Records for processing:
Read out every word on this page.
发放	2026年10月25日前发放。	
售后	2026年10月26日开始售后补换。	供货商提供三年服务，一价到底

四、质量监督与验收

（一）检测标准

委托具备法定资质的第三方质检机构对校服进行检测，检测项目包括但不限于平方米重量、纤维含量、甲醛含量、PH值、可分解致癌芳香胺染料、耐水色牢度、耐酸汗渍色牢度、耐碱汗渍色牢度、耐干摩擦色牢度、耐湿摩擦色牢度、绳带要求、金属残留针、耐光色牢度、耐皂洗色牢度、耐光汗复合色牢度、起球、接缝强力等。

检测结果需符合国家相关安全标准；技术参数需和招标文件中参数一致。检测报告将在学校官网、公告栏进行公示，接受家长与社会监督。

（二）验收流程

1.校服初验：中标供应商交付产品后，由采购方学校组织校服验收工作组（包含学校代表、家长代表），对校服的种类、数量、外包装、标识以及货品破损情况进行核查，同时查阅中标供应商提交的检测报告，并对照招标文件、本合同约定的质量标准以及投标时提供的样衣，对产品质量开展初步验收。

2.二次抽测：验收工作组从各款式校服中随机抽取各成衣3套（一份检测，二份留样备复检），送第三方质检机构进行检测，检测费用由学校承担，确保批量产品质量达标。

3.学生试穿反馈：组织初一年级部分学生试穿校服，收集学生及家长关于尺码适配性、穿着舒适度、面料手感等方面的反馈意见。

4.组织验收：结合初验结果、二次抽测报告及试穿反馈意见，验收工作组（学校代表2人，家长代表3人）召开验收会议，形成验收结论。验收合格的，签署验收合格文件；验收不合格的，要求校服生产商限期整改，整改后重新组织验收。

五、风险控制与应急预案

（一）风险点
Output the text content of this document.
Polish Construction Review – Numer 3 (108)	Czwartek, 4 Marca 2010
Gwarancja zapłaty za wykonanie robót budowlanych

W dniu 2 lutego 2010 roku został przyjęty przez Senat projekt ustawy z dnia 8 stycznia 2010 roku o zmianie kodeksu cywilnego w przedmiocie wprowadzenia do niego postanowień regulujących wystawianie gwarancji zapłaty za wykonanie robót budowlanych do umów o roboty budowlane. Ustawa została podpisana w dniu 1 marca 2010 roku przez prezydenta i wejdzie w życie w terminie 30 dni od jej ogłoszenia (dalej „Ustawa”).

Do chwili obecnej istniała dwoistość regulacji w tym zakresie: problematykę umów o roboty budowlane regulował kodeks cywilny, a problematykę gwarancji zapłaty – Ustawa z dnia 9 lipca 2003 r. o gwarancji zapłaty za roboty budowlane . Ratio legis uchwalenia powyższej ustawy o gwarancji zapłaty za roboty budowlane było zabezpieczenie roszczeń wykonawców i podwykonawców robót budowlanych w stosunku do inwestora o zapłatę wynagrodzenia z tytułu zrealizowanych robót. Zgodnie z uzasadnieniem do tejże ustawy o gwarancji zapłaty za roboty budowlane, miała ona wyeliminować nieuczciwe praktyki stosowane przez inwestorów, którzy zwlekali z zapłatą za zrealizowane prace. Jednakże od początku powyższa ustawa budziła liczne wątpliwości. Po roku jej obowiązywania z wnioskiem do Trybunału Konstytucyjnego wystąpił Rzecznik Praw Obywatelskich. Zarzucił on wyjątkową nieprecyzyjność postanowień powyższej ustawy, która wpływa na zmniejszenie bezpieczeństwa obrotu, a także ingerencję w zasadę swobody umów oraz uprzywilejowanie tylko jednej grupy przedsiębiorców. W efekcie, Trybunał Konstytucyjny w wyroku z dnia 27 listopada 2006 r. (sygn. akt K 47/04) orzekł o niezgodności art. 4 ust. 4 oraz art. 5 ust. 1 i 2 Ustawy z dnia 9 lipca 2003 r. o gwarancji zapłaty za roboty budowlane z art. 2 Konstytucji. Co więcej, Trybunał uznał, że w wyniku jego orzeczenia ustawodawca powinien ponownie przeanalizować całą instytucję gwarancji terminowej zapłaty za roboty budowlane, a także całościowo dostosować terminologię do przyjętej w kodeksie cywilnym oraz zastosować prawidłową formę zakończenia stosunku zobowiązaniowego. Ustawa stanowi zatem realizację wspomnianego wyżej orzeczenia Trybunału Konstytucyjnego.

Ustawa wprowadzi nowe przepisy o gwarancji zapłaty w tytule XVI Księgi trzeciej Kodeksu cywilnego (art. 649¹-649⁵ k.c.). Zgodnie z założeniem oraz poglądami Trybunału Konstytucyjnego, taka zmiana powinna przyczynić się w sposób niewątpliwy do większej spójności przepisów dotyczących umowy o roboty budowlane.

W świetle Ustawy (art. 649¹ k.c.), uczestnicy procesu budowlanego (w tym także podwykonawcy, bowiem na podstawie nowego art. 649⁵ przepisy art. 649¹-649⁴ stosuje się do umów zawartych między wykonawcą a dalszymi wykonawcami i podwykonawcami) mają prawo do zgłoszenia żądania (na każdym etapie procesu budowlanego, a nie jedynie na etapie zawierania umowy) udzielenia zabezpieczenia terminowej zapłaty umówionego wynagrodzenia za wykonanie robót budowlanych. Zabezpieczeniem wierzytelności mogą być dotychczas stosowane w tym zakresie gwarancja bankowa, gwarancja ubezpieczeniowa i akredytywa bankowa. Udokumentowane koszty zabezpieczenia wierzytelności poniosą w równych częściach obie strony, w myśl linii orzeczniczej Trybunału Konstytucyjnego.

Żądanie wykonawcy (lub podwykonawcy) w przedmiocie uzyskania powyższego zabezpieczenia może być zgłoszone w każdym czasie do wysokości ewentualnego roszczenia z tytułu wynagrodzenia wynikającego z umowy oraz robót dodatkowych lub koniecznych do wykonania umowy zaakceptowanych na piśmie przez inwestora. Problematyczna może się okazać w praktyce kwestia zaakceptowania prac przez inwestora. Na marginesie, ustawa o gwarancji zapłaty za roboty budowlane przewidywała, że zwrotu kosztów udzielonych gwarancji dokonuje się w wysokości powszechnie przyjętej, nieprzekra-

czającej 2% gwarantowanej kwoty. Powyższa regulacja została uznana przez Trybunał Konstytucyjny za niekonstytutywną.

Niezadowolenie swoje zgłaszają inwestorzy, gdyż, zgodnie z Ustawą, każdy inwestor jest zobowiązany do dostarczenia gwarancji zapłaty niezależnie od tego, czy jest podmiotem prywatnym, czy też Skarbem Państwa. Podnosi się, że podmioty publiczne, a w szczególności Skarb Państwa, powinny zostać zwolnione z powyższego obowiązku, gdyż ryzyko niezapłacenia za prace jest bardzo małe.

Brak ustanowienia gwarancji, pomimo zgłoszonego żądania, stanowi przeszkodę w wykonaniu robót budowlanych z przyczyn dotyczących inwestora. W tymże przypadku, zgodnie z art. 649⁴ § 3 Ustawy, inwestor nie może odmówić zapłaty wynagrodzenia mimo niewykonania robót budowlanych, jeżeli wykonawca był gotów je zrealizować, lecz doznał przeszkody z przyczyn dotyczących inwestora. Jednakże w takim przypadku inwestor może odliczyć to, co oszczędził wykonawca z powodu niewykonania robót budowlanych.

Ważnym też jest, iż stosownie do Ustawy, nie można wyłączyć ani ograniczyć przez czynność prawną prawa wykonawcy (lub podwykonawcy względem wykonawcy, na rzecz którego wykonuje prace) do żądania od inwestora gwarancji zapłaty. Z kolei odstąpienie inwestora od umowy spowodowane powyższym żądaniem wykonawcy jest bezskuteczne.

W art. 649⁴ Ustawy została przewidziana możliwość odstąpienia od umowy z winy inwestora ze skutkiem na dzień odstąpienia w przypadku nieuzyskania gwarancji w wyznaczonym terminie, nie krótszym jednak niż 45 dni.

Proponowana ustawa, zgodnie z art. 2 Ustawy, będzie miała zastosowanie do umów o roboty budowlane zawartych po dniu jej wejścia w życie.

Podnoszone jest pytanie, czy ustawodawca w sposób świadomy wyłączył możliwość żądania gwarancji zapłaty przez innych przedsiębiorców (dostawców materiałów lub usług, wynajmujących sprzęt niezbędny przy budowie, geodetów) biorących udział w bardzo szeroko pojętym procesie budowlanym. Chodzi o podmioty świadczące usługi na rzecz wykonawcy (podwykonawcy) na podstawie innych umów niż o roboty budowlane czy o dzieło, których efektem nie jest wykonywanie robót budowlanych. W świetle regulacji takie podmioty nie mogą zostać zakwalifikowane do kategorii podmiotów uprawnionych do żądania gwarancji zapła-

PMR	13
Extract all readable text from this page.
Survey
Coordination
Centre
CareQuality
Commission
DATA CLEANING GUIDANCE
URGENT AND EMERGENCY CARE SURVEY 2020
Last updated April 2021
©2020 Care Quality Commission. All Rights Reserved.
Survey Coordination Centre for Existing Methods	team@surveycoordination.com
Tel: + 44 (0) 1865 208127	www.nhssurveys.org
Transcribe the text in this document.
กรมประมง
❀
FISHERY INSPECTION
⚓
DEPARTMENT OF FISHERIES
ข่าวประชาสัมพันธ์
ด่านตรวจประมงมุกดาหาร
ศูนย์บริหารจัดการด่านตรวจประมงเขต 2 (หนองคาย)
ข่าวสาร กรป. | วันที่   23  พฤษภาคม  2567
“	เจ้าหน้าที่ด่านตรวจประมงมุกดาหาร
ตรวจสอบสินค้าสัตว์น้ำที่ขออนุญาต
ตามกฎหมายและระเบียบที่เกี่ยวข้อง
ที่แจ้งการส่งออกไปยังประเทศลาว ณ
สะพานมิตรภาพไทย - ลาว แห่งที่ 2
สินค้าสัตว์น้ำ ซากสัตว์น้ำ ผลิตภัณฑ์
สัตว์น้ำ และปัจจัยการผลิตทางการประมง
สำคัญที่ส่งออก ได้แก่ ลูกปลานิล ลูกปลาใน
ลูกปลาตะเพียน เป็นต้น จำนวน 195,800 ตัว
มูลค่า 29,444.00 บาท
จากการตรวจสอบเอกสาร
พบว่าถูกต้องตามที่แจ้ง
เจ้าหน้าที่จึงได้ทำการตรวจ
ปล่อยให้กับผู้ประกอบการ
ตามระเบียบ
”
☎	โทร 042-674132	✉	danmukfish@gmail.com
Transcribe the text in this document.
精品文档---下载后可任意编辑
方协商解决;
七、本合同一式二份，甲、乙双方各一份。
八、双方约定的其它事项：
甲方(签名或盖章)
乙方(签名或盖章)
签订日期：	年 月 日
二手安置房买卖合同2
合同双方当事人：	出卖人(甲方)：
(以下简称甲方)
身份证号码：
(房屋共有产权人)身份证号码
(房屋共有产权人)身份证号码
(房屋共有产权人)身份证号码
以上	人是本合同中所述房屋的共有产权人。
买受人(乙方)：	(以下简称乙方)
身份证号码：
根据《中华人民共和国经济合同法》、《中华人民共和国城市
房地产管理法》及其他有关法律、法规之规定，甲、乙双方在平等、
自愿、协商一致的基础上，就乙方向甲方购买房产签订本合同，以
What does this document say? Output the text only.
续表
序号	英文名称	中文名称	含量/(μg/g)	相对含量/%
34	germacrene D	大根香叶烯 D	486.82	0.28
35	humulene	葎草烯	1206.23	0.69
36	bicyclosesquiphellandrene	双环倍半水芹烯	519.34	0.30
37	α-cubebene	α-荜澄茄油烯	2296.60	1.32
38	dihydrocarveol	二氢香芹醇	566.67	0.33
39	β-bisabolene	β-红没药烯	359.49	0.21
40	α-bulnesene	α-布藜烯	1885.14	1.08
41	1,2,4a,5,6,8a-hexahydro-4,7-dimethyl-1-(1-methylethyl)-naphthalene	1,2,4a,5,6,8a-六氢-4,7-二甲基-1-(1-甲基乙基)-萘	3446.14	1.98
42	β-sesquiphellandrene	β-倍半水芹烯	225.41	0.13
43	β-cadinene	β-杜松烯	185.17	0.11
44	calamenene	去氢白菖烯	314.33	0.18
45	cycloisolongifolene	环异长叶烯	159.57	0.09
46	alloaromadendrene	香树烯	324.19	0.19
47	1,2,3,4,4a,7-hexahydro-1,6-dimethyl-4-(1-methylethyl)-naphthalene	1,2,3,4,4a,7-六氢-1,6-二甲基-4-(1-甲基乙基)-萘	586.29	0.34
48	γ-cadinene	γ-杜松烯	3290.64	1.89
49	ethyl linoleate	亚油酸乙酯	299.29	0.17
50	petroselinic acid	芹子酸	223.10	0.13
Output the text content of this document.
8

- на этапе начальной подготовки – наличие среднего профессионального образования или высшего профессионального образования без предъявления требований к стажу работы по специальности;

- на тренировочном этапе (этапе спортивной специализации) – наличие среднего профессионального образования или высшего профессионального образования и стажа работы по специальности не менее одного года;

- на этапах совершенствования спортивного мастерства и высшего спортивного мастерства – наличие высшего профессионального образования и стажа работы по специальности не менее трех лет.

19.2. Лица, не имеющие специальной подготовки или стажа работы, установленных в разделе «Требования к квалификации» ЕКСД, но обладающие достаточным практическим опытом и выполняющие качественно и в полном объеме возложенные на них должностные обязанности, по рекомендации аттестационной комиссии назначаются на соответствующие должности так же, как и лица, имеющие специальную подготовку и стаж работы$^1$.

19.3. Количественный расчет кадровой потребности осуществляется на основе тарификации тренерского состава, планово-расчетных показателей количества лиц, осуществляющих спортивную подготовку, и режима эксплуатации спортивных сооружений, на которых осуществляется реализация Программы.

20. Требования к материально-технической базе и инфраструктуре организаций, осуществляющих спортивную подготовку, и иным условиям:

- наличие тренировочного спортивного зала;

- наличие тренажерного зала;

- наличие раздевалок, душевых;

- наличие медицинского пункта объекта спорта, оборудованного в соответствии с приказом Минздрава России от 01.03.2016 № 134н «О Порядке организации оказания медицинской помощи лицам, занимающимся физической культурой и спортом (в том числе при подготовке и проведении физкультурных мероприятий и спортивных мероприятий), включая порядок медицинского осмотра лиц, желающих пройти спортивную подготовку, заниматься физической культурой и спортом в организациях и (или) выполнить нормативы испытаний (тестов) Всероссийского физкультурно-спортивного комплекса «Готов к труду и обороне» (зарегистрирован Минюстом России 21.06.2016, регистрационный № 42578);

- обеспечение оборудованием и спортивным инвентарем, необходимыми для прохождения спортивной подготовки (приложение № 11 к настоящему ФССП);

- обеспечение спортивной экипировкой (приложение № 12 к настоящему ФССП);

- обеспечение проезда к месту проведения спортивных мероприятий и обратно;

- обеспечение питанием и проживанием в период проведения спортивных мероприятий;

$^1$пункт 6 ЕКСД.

Goal: Pull out all lines from the entries above that include the word "образования".

Result for this exercise:
- на этапе начальной подготовки – наличие среднего профессионального образования или высшего профессионального образования без предъявления требований к стажу работы по специальности;
- на тренировочном этапе (этапе спортивной специализации) – наличие среднего профессионального образования или высшего профессионального образования и стажа работы по специальности не менее одного года;
- на этапах совершенствования спортивного мастерства и высшего спортивного мастерства – наличие высшего профессионального образования и стажа работы по специальности не менее трех лет.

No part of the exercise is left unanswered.